> YOUR GOAL
Lines containing the word "this" are to be counted; state their number and nothing further.

-- BEGIN EXTRACTED INFORMATION --

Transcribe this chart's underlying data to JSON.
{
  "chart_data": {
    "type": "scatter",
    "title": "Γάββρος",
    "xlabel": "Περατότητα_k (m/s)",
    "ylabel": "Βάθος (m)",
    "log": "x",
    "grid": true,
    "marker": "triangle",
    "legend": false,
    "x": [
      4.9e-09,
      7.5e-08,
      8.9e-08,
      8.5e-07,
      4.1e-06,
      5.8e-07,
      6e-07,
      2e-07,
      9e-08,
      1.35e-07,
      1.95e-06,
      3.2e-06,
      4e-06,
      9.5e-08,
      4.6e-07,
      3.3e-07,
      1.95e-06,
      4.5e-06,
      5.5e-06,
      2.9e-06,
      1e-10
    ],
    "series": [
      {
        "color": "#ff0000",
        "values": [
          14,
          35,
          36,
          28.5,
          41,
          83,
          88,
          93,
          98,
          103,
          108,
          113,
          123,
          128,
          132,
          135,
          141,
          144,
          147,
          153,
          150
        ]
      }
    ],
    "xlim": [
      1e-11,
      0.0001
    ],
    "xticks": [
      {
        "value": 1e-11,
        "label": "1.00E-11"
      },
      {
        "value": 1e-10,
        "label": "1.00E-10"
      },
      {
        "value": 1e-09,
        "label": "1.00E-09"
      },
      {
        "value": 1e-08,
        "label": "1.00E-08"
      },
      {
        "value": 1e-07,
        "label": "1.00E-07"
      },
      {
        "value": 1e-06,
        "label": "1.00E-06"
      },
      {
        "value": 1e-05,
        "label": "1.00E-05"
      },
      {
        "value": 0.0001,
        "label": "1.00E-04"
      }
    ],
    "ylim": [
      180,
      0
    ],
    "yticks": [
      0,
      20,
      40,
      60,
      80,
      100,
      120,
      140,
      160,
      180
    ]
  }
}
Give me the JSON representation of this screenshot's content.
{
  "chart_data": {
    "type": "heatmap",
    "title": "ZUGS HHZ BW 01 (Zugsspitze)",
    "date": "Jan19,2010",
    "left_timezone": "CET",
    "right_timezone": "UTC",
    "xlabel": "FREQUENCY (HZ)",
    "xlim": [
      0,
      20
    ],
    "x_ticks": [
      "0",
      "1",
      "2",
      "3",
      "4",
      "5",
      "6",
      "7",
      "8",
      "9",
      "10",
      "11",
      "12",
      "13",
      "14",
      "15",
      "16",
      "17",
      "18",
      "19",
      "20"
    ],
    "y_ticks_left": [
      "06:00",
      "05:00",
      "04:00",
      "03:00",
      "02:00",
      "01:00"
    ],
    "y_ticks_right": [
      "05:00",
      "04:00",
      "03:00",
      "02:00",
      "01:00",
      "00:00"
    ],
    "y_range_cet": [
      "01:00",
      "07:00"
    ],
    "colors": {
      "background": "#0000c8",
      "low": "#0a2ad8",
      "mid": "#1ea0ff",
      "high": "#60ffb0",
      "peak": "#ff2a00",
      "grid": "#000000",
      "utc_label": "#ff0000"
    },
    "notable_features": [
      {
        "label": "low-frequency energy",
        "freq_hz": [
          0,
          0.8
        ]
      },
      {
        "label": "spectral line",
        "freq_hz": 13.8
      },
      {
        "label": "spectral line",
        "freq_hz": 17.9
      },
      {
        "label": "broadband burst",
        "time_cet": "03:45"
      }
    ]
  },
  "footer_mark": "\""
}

-- END EXTRACTED INFORMATION --

> TASK OUTPUT
2